WRITTEN INSTRUCTION: Filter the entries, keeping every line with the word "ylabel".

———

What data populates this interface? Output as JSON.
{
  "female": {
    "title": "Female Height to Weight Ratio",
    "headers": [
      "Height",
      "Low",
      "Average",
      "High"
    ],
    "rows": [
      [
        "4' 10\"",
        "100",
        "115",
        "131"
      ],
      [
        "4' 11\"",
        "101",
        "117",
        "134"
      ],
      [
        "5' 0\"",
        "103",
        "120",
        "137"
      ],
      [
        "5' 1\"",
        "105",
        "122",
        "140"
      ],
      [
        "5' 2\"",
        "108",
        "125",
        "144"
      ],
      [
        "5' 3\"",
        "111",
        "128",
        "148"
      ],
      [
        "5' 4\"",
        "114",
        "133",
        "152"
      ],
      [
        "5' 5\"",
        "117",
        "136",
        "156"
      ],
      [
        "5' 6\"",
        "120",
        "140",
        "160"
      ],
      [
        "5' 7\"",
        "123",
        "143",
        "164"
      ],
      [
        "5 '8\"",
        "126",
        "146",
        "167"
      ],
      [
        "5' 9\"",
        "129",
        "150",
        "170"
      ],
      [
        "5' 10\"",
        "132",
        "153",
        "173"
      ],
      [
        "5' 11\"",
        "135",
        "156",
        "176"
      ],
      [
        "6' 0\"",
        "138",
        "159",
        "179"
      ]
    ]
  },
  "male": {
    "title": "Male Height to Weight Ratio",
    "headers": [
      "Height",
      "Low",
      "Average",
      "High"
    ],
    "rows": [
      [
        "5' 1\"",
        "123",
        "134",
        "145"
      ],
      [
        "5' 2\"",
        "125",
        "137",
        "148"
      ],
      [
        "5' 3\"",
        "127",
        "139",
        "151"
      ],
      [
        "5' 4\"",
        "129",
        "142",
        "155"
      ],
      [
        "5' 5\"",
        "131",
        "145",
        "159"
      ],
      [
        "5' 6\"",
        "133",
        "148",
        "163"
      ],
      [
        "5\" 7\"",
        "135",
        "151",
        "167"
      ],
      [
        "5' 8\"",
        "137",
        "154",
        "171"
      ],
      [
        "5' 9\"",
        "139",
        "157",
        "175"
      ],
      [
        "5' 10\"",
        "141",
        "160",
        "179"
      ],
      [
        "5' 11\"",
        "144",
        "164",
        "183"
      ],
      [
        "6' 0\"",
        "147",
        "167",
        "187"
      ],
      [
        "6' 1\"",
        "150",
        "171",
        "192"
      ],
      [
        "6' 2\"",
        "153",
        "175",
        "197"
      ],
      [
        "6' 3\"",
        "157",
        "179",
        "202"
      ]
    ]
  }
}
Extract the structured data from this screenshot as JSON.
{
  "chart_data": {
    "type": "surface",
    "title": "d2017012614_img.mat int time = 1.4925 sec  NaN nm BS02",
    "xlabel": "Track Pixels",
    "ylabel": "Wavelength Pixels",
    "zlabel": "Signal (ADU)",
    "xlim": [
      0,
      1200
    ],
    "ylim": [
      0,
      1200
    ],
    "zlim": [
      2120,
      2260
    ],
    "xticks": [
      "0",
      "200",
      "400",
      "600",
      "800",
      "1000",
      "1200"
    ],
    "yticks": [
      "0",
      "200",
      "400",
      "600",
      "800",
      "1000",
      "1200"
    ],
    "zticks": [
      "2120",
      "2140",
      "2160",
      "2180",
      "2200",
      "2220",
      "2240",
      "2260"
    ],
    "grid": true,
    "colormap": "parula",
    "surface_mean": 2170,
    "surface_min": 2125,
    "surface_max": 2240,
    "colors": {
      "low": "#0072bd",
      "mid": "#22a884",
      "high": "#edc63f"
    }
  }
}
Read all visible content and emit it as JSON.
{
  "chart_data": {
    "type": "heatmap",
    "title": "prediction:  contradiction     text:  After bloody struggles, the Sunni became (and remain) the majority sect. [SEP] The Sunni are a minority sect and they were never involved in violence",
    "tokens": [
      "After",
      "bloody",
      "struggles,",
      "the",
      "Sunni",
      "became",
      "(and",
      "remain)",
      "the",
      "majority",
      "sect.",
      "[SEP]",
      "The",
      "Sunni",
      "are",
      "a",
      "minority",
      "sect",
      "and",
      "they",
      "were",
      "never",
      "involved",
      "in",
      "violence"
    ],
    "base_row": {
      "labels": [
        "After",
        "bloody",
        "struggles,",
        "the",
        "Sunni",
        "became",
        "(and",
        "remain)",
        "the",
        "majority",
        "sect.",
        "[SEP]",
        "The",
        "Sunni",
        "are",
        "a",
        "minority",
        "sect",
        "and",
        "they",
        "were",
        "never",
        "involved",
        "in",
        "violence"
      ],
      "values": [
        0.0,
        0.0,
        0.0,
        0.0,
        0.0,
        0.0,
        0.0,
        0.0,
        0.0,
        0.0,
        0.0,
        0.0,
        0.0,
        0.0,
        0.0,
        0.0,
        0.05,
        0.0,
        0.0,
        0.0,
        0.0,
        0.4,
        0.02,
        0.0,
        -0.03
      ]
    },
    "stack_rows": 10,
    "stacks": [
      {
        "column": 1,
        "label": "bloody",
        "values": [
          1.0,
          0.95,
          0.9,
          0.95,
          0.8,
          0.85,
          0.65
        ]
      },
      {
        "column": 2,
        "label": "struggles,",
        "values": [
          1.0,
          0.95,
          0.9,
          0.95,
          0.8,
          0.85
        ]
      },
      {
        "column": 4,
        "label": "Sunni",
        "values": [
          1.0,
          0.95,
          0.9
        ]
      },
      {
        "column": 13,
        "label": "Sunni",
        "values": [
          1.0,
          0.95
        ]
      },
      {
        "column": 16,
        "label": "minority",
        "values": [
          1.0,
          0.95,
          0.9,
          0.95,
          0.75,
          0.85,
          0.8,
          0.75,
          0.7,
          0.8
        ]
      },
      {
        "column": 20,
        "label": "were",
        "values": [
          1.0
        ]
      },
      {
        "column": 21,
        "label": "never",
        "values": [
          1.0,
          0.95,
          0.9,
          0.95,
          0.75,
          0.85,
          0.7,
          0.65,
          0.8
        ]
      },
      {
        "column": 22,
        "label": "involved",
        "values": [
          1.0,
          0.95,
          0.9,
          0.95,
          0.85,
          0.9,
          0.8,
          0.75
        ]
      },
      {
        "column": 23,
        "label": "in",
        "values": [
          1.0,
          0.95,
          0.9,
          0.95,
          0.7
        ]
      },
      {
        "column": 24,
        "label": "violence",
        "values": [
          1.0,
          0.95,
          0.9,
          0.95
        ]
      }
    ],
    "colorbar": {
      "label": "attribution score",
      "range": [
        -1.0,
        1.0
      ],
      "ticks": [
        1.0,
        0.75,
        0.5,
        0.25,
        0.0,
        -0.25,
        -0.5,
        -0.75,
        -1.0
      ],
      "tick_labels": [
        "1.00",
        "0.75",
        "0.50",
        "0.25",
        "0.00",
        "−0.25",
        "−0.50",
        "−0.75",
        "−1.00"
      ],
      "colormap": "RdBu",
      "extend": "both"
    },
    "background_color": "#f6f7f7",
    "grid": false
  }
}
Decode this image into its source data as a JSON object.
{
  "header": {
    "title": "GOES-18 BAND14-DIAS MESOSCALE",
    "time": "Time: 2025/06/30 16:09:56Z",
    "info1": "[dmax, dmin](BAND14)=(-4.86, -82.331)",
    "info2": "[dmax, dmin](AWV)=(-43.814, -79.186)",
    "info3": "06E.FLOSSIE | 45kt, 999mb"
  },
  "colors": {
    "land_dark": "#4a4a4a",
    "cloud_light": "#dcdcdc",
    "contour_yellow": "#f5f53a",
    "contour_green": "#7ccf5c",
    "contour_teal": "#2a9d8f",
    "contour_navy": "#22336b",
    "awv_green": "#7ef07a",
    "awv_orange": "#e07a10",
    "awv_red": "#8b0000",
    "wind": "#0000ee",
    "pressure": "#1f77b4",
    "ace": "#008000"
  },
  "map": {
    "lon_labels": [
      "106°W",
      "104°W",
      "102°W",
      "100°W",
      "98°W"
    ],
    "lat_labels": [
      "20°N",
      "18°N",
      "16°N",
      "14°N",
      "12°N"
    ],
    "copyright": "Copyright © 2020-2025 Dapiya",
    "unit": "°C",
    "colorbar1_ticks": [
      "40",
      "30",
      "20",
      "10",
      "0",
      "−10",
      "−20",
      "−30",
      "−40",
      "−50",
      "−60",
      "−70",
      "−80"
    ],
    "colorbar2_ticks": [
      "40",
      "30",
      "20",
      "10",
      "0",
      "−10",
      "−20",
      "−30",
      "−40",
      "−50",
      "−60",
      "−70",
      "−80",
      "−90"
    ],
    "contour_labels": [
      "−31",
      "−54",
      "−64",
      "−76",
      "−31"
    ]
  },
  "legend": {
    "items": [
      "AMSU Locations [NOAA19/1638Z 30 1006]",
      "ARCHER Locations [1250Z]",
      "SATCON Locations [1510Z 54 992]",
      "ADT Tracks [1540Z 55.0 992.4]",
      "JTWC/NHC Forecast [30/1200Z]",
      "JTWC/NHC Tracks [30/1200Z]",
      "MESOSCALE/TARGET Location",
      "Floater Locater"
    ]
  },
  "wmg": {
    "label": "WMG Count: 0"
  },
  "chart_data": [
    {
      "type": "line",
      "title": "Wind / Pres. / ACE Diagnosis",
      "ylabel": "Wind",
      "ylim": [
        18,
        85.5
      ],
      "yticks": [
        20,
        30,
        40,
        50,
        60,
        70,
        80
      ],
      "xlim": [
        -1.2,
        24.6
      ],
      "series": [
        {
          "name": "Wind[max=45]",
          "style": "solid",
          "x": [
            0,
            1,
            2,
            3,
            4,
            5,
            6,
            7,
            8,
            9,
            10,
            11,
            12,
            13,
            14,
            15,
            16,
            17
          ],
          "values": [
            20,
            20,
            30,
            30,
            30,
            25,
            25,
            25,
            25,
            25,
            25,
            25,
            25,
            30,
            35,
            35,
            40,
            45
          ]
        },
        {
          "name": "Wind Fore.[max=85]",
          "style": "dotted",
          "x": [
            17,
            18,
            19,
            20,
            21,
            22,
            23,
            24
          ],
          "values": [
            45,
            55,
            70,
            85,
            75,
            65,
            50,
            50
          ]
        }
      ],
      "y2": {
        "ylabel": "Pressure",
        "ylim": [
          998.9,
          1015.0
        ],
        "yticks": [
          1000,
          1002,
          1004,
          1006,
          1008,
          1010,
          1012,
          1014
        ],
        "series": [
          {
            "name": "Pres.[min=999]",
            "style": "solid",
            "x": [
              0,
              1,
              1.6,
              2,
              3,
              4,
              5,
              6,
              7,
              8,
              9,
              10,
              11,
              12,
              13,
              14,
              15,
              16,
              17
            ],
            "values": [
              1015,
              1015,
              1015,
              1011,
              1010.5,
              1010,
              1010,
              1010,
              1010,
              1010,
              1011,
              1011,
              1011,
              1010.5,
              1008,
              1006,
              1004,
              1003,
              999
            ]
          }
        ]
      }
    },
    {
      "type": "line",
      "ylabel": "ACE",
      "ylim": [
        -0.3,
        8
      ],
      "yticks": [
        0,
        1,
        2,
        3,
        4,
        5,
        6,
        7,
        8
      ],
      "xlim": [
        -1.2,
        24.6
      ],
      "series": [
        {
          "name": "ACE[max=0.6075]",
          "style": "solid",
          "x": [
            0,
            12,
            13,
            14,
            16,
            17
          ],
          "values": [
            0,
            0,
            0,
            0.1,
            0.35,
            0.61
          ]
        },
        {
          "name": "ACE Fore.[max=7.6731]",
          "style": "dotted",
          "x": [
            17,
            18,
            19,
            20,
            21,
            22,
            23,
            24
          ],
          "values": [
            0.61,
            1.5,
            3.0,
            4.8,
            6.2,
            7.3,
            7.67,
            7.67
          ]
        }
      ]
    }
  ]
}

———

COMPLETED EXERCISE:
    "ylabel": "Wavelength Pixels",
      "ylabel": "Wind",
        "ylabel": "Pressure",
      "ylabel": "ACE",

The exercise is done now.